#### [ENTRIES]
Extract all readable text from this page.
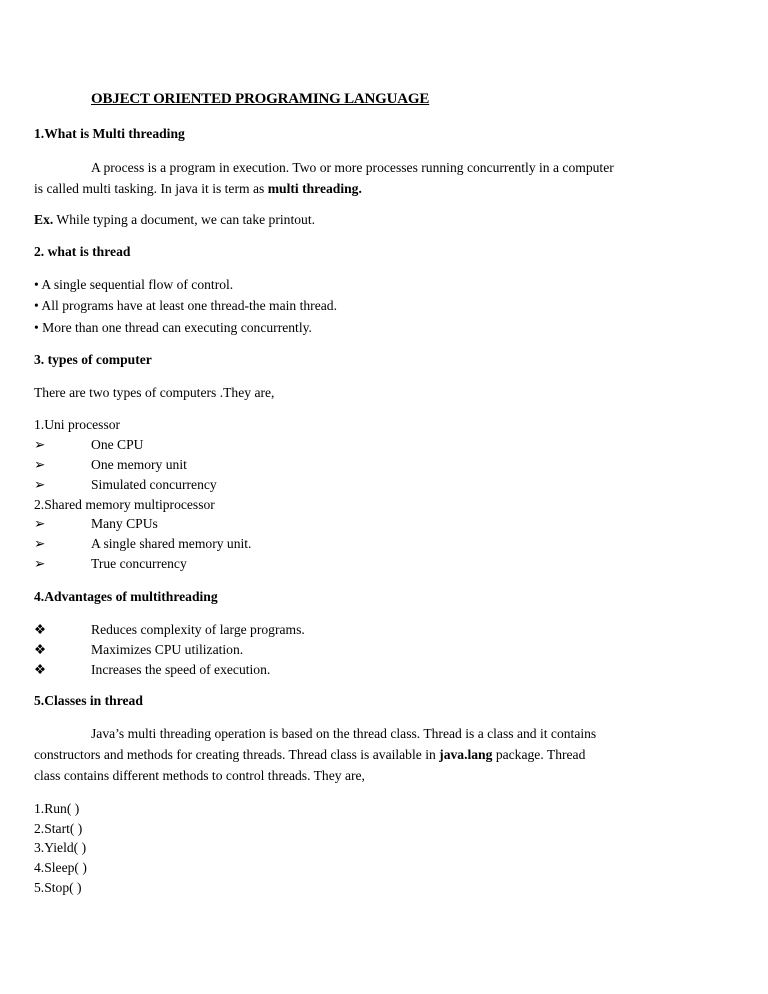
OBJECT ORIENTED PROGRAMING LANGUAGE
1.What is Multi threading
A process is a program in execution. Two or more processes running concurrently in a computer
is called multi tasking. In java it is term as multi threading.
Ex. While typing a document, we can take printout.
2. what is thread
• A single sequential flow of control.
• All programs have at least one thread-the main thread.
• More than one thread can executing concurrently.
3. types of computer
There are two types of computers .They are,
1.Uni processor
➢	One CPU
➢	One memory unit
➢	Simulated concurrency
2.Shared memory multiprocessor
➢	Many CPUs
➢	A single shared memory unit.
➢	True concurrency
4.Advantages of multithreading
❖	Reduces complexity of large programs.
❖	Maximizes CPU utilization.
❖	Increases the speed of execution.
5.Classes in thread
Java’s multi threading operation is based on the thread class. Thread is a class and it contains
constructors and methods for creating threads. Thread class is available in java.lang package. Thread
class contains different methods to control threads. They are,
1.Run( )
2.Start( )
3.Yield( )
4.Sleep( )
5.Stop( )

#### [WORK INSTRUCTIONS]
Except for the pictures, reproduce every line exactly.

#### [ANSWER TO THE EXERCISE]
Extract all readable text from this page.
OBJECT ORIENTED PROGRAMING LANGUAGE
1.What is Multi threading
A process is a program in execution. Two or more processes running concurrently in a computer
is called multi tasking. In java it is term as multi threading.
Ex. While typing a document, we can take printout.
2. what is thread
• A single sequential flow of control.
• All programs have at least one thread-the main thread.
• More than one thread can executing concurrently.
3. types of computer
There are two types of computers .They are,
1.Uni processor
➢	One CPU
➢	One memory unit
➢	Simulated concurrency
2.Shared memory multiprocessor
➢	Many CPUs
➢	A single shared memory unit.
➢	True concurrency
4.Advantages of multithreading
❖	Reduces complexity of large programs.
❖	Maximizes CPU utilization.
❖	Increases the speed of execution.
5.Classes in thread
Java’s multi threading operation is based on the thread class. Thread is a class and it contains
constructors and methods for creating threads. Thread class is available in java.lang package. Thread
class contains different methods to control threads. They are,
1.Run( )
2.Start( )
3.Yield( )
4.Sleep( )
5.Stop( )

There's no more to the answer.